__Requirements__: Restate all of the data exactly.

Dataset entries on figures
— Start —

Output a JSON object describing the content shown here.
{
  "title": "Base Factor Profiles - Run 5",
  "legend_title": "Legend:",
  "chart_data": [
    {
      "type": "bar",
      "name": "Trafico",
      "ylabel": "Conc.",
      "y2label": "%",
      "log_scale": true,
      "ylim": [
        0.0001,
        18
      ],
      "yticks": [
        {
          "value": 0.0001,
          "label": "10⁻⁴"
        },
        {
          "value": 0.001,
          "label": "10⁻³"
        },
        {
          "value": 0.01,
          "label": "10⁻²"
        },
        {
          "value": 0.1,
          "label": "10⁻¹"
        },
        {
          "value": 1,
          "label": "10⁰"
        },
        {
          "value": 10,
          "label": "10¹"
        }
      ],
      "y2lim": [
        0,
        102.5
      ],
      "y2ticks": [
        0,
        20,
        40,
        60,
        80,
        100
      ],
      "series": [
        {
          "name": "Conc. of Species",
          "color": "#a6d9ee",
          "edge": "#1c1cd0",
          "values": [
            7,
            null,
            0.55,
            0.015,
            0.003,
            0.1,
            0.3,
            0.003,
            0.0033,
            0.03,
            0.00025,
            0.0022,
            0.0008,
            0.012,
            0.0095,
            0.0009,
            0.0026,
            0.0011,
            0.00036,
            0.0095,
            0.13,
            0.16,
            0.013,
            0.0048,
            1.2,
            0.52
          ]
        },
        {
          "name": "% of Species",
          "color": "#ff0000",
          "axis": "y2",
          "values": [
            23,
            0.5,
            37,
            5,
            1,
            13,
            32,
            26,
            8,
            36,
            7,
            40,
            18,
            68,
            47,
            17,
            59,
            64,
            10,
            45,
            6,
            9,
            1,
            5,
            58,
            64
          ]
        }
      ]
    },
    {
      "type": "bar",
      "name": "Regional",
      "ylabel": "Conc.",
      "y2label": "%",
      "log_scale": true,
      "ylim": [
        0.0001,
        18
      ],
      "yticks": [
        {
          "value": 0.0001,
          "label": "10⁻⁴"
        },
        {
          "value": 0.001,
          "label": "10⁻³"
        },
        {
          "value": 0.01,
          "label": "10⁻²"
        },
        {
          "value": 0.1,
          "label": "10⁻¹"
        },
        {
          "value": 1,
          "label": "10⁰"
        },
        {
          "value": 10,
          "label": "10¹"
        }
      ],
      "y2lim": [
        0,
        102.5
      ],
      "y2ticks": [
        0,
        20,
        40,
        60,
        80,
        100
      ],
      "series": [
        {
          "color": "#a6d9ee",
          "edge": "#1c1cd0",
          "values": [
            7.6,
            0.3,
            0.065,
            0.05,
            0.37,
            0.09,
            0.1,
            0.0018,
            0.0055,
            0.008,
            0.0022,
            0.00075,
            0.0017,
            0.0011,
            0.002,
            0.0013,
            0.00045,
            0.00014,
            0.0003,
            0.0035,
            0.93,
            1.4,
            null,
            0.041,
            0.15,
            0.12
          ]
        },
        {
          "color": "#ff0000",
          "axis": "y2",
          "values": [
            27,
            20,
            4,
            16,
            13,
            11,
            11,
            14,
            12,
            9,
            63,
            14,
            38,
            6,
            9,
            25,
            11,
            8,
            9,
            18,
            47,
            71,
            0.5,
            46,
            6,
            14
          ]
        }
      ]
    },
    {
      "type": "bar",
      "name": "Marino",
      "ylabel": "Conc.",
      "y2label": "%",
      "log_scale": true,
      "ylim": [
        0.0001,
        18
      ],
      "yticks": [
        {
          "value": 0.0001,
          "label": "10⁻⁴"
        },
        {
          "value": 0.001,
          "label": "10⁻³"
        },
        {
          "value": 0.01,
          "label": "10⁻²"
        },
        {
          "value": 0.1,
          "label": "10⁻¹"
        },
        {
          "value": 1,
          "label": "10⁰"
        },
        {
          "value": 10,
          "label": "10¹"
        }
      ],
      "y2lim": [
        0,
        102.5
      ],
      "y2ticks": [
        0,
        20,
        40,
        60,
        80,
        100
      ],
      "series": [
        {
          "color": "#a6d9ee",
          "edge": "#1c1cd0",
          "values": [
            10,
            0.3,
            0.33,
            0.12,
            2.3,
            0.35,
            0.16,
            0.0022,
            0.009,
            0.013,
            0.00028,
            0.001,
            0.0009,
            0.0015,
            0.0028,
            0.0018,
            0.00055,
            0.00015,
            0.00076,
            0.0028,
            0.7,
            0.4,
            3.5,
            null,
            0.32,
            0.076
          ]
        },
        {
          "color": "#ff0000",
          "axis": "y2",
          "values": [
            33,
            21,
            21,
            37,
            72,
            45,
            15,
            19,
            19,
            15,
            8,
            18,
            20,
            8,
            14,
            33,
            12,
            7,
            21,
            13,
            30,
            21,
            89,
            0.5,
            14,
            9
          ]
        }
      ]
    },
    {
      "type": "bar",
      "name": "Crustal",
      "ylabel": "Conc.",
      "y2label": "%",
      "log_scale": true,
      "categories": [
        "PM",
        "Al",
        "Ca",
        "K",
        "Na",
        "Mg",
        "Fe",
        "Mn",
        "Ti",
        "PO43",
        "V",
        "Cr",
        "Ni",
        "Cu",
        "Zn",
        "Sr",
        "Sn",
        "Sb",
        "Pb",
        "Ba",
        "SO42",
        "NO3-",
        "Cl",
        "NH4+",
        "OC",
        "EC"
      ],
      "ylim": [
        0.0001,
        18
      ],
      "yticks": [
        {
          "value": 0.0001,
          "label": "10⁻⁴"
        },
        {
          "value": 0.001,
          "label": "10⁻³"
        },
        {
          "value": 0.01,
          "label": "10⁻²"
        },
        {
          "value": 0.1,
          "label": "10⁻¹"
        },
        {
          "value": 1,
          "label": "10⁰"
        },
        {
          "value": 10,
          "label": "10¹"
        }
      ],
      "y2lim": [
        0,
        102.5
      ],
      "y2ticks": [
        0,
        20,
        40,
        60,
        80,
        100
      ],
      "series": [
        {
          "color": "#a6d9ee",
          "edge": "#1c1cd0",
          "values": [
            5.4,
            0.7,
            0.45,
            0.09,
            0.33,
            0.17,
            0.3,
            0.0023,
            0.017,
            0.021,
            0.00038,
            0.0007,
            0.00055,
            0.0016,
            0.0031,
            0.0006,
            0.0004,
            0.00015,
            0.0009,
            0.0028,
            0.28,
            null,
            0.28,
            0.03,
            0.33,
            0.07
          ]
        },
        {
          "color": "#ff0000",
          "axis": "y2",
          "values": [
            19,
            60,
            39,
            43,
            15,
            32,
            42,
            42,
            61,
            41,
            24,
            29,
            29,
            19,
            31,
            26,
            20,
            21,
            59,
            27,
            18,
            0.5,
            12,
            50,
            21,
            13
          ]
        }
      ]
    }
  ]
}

— End —

__Problem solution__:
Output a JSON object describing the content shown here.
{
  "title": "Base Factor Profiles - Run 5",
  "legend_title": "Legend:",
  "chart_data": [
    {
      "type": "bar",
      "name": "Trafico",
      "ylabel": "Conc.",
      "y2label": "%",
      "log_scale": true,
      "ylim": [
        0.0001,
        18
      ],
      "yticks": [
        {
          "value": 0.0001,
          "label": "10⁻⁴"
        },
        {
          "value": 0.001,
          "label": "10⁻³"
        },
        {
          "value": 0.01,
          "label": "10⁻²"
        },
        {
          "value": 0.1,
          "label": "10⁻¹"
        },
        {
          "value": 1,
          "label": "10⁰"
        },
        {
          "value": 10,
          "label": "10¹"
        }
      ],
      "y2lim": [
        0,
        102.5
      ],
      "y2ticks": [
        0,
        20,
        40,
        60,
        80,
        100
      ],
      "series": [
        {
          "name": "Conc. of Species",
          "color": "#a6d9ee",
          "edge": "#1c1cd0",
          "values": [
            7,
            null,
            0.55,
            0.015,
            0.003,
            0.1,
            0.3,
            0.003,
            0.0033,
            0.03,
            0.00025,
            0.0022,
            0.0008,
            0.012,
            0.0095,
            0.0009,
            0.0026,
            0.0011,
            0.00036,
            0.0095,
            0.13,
            0.16,
            0.013,
            0.0048,
            1.2,
            0.52
          ]
        },
        {
          "name": "% of Species",
          "color": "#ff0000",
          "axis": "y2",
          "values": [
            23,
            0.5,
            37,
            5,
            1,
            13,
            32,
            26,
            8,
            36,
            7,
            40,
            18,
            68,
            47,
            17,
            59,
            64,
            10,
            45,
            6,
            9,
            1,
            5,
            58,
            64
          ]
        }
      ]
    },
    {
      "type": "bar",
      "name": "Regional",
      "ylabel": "Conc.",
      "y2label": "%",
      "log_scale": true,
      "ylim": [
        0.0001,
        18
      ],
      "yticks": [
        {
          "value": 0.0001,
          "label": "10⁻⁴"
        },
        {
          "value": 0.001,
          "label": "10⁻³"
        },
        {
          "value": 0.01,
          "label": "10⁻²"
        },
        {
          "value": 0.1,
          "label": "10⁻¹"
        },
        {
          "value": 1,
          "label": "10⁰"
        },
        {
          "value": 10,
          "label": "10¹"
        }
      ],
      "y2lim": [
        0,
        102.5
      ],
      "y2ticks": [
        0,
        20,
        40,
        60,
        80,
        100
      ],
      "series": [
        {
          "color": "#a6d9ee",
          "edge": "#1c1cd0",
          "values": [
            7.6,
            0.3,
            0.065,
            0.05,
            0.37,
            0.09,
            0.1,
            0.0018,
            0.0055,
            0.008,
            0.0022,
            0.00075,
            0.0017,
            0.0011,
            0.002,
            0.0013,
            0.00045,
            0.00014,
            0.0003,
            0.0035,
            0.93,
            1.4,
            null,
            0.041,
            0.15,
            0.12
          ]
        },
        {
          "color": "#ff0000",
          "axis": "y2",
          "values": [
            27,
            20,
            4,
            16,
            13,
            11,
            11,
            14,
            12,
            9,
            63,
            14,
            38,
            6,
            9,
            25,
            11,
            8,
            9,
            18,
            47,
            71,
            0.5,
            46,
            6,
            14
          ]
        }
      ]
    },
    {
      "type": "bar",
      "name": "Marino",
      "ylabel": "Conc.",
      "y2label": "%",
      "log_scale": true,
      "ylim": [
        0.0001,
        18
      ],
      "yticks": [
        {
          "value": 0.0001,
          "label": "10⁻⁴"
        },
        {
          "value": 0.001,
          "label": "10⁻³"
        },
        {
          "value": 0.01,
          "label": "10⁻²"
        },
        {
          "value": 0.1,
          "label": "10⁻¹"
        },
        {
          "value": 1,
          "label": "10⁰"
        },
        {
          "value": 10,
          "label": "10¹"
        }
      ],
      "y2lim": [
        0,
        102.5
      ],
      "y2ticks": [
        0,
        20,
        40,
        60,
        80,
        100
      ],
      "series": [
        {
          "color": "#a6d9ee",
          "edge": "#1c1cd0",
          "values": [
            10,
            0.3,
            0.33,
            0.12,
            2.3,
            0.35,
            0.16,
            0.0022,
            0.009,
            0.013,
            0.00028,
            0.001,
            0.0009,
            0.0015,
            0.0028,
            0.0018,
            0.00055,
            0.00015,
            0.00076,
            0.0028,
            0.7,
            0.4,
            3.5,
            null,
            0.32,
            0.076
          ]
        },
        {
          "color": "#ff0000",
          "axis": "y2",
          "values": [
            33,
            21,
            21,
            37,
            72,
            45,
            15,
            19,
            19,
            15,
            8,
            18,
            20,
            8,
            14,
            33,
            12,
            7,
            21,
            13,
            30,
            21,
            89,
            0.5,
            14,
            9
          ]
        }
      ]
    },
    {
      "type": "bar",
      "name": "Crustal",
      "ylabel": "Conc.",
      "y2label": "%",
      "log_scale": true,
      "categories": [
        "PM",
        "Al",
        "Ca",
        "K",
        "Na",
        "Mg",
        "Fe",
        "Mn",
        "Ti",
        "PO43",
        "V",
        "Cr",
        "Ni",
        "Cu",
        "Zn",
        "Sr",
        "Sn",
        "Sb",
        "Pb",
        "Ba",
        "SO42",
        "NO3-",
        "Cl",
        "NH4+",
        "OC",
        "EC"
      ],
      "ylim": [
        0.0001,
        18
      ],
      "yticks": [
        {
          "value": 0.0001,
          "label": "10⁻⁴"
        },
        {
          "value": 0.001,
          "label": "10⁻³"
        },
        {
          "value": 0.01,
          "label": "10⁻²"
        },
        {
          "value": 0.1,
          "label": "10⁻¹"
        },
        {
          "value": 1,
          "label": "10⁰"
        },
        {
          "value": 10,
          "label": "10¹"
        }
      ],
      "y2lim": [
        0,
        102.5
      ],
      "y2ticks": [
        0,
        20,
        40,
        60,
        80,
        100
      ],
      "series": [
        {
          "color": "#a6d9ee",
          "edge": "#1c1cd0",
          "values": [
            5.4,
            0.7,
            0.45,
            0.09,
            0.33,
            0.17,
            0.3,
            0.0023,
            0.017,
            0.021,
            0.00038,
            0.0007,
            0.00055,
            0.0016,
            0.0031,
            0.0006,
            0.0004,
            0.00015,
            0.0009,
            0.0028,
            0.28,
            null,
            0.28,
            0.03,
            0.33,
            0.07
          ]
        },
        {
          "color": "#ff0000",
          "axis": "y2",
          "values": [
            19,
            60,
            39,
            43,
            15,
            32,
            42,
            42,
            61,
            41,
            24,
            29,
            29,
            19,
            31,
            26,
            20,
            21,
            59,
            27,
            18,
            0.5,
            12,
            50,
            21,
            13
          ]
        }
      ]
    }
  ]
}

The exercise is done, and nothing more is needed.